> WRITTEN REQUEST
Rewrite the material from its start through the line containing "y-axis-label-diluted: Diluted [81, 899, 121, 1025]" as a JSON list of strings, one per line, leaving out any blank lines.
[START OF RECORDED DATA]
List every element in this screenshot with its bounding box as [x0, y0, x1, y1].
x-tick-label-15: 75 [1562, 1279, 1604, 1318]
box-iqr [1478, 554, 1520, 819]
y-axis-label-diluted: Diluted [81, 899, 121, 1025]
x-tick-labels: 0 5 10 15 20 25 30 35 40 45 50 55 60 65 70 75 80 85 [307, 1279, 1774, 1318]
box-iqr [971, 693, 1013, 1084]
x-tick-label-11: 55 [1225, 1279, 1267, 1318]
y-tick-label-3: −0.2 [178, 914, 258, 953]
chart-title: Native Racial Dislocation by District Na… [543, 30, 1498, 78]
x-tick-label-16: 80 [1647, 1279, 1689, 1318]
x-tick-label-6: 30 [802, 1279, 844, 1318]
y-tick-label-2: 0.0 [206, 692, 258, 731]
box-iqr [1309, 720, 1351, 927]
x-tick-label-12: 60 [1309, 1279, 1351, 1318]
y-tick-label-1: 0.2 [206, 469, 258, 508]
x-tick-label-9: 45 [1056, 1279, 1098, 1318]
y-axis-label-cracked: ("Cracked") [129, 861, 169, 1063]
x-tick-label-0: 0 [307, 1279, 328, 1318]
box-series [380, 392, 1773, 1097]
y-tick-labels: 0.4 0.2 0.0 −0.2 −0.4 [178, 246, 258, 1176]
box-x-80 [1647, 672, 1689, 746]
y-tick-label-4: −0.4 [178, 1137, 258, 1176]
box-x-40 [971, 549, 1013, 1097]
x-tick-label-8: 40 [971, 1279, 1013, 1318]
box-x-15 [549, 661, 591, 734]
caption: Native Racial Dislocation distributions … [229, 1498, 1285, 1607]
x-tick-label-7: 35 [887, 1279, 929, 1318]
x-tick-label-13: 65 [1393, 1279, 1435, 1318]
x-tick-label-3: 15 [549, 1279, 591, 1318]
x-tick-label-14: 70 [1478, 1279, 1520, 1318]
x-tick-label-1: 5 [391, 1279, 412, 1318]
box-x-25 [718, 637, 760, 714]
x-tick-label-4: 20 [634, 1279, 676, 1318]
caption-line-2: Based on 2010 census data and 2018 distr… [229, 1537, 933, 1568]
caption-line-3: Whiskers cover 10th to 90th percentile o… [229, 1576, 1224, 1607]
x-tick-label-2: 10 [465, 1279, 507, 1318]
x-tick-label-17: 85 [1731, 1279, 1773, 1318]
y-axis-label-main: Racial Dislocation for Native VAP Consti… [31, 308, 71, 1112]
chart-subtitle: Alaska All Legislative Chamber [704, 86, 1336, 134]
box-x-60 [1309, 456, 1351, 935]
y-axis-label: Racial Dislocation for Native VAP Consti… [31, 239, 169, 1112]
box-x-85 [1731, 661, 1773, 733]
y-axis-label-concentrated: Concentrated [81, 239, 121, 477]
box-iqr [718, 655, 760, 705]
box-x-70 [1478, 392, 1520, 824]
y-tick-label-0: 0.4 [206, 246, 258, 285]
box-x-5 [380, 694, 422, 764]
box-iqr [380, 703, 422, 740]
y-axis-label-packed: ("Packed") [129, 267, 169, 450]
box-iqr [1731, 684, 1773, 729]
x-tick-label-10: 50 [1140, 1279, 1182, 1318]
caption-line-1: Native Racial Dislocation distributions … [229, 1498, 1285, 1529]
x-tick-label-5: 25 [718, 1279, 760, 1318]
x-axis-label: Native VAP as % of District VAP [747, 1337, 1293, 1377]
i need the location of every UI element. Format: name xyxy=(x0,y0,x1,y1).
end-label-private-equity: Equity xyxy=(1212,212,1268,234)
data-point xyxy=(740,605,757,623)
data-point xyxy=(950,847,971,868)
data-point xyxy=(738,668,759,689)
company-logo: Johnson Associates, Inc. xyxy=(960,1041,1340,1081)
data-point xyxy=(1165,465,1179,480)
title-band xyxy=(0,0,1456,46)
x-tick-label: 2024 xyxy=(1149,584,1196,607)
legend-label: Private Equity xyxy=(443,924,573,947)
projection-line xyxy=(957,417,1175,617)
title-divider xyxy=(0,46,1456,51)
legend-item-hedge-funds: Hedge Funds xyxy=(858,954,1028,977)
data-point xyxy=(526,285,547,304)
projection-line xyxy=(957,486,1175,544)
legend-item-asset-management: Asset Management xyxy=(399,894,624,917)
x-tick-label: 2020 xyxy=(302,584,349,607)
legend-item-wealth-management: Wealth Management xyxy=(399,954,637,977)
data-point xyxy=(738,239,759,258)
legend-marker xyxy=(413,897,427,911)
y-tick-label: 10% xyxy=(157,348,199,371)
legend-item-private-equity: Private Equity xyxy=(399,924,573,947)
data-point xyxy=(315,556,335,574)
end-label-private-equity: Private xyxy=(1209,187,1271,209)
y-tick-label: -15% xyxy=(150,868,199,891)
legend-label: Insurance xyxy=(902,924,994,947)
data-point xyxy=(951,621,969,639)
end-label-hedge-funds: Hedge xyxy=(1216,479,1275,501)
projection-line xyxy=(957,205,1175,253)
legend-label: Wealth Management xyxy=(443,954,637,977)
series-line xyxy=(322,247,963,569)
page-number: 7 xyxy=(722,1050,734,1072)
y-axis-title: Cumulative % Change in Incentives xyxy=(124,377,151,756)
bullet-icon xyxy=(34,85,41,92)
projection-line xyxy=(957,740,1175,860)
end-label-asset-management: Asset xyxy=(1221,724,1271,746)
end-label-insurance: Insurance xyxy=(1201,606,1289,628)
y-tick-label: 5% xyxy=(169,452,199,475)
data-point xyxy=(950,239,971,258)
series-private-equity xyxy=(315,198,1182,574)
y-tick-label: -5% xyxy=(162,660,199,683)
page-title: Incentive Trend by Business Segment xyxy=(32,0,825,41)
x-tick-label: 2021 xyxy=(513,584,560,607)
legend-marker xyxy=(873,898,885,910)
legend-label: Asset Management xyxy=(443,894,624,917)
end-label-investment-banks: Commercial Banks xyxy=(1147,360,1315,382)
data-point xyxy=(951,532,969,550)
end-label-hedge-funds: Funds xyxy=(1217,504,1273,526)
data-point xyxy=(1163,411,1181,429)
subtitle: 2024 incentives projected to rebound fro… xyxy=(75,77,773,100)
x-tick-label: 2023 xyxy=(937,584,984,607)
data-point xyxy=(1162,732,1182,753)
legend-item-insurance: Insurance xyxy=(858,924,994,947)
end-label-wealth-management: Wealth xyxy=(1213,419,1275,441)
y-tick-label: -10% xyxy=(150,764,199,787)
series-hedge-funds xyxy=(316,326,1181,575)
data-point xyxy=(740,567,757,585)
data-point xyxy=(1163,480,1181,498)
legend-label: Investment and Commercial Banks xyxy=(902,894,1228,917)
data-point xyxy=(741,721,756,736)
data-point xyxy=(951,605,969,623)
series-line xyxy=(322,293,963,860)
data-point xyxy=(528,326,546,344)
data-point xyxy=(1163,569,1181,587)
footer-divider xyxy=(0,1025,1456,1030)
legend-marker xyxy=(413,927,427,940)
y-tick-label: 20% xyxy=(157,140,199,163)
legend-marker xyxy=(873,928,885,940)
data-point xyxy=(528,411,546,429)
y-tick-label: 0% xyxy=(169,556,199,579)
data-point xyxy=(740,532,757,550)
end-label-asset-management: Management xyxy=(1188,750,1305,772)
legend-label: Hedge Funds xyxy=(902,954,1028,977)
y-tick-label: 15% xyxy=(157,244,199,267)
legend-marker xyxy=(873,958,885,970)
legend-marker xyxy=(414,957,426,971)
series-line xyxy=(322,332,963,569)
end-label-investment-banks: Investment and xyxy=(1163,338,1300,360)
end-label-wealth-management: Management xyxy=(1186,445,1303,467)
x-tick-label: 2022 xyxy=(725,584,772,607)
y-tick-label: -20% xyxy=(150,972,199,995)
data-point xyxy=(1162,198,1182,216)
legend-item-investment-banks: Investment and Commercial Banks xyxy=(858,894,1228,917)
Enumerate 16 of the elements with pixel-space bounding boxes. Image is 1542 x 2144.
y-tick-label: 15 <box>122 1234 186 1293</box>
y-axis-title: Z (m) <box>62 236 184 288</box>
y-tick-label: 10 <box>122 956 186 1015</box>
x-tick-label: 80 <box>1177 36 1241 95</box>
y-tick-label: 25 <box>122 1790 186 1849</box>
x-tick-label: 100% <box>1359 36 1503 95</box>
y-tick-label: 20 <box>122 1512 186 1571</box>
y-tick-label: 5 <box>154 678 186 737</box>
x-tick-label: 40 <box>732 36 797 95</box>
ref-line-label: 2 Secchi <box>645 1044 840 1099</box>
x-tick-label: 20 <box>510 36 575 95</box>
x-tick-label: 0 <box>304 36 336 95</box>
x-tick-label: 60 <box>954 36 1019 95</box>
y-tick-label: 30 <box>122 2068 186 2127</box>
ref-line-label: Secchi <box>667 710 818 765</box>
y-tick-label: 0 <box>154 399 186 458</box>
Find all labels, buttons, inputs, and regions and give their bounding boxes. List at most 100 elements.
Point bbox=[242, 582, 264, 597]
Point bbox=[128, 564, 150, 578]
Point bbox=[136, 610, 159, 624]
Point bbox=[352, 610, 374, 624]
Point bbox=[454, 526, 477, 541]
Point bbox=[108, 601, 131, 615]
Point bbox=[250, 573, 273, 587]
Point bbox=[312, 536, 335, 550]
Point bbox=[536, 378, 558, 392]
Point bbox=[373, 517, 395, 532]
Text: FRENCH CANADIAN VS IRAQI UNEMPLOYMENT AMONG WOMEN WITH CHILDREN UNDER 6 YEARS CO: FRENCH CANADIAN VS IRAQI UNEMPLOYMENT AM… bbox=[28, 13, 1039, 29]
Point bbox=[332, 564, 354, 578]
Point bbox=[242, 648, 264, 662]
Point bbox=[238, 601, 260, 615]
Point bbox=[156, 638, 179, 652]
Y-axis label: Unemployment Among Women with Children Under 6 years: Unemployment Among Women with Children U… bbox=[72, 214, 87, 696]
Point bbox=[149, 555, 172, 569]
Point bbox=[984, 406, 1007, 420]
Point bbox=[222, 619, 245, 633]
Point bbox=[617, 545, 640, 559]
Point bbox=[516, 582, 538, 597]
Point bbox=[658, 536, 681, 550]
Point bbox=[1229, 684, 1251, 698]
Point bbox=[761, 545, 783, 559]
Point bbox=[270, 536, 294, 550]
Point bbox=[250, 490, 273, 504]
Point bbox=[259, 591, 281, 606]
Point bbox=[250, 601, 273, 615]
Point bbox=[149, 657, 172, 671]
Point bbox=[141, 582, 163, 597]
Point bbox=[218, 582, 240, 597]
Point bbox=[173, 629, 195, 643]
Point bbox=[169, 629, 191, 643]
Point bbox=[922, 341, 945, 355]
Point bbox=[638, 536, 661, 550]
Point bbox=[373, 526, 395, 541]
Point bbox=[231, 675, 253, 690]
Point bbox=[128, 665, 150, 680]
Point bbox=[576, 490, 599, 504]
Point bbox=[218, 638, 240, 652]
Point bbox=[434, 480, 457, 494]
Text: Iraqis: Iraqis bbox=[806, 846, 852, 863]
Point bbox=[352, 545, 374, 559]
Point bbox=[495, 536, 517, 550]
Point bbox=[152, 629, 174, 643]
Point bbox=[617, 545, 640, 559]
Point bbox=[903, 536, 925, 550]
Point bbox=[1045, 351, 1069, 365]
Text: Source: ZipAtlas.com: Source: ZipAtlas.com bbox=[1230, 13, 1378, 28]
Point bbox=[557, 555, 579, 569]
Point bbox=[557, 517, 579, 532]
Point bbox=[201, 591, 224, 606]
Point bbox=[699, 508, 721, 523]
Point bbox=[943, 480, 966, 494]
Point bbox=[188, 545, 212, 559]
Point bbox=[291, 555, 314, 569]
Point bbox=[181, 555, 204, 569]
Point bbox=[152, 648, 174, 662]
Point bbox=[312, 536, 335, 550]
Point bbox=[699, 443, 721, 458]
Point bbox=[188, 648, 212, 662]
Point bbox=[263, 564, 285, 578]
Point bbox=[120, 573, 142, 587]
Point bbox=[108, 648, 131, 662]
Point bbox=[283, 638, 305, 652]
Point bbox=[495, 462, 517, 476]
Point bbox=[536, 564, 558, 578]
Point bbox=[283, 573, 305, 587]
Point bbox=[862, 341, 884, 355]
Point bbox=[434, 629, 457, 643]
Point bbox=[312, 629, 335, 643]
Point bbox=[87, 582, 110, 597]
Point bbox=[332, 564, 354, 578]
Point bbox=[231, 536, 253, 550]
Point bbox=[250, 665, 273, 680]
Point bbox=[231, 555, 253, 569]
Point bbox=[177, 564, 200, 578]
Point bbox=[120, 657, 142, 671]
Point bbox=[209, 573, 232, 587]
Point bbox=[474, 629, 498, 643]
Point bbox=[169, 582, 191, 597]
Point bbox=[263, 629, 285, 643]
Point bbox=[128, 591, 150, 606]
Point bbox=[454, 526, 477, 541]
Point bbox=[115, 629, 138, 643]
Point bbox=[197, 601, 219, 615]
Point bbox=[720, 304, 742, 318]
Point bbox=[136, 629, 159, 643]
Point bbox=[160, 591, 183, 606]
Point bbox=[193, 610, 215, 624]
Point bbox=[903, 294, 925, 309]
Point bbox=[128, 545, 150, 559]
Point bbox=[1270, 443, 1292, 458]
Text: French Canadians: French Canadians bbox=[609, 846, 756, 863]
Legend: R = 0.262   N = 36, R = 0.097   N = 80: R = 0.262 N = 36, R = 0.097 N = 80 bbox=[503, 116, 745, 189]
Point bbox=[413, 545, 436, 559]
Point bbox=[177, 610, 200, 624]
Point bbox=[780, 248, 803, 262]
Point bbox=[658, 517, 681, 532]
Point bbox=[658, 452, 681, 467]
[END OF RECORDED DATA]
> OUTPUT OF THE TASK
[
  "List every element in this screenshot with its bounding box as [x0, y0, x1, y1].",
  "x-tick-label-15: 75 [1562, 1279, 1604, 1318]",
  "box-iqr [1478, 554, 1520, 819]",
  "y-axis-label-diluted: Diluted [81, 899, 121, 1025]"
]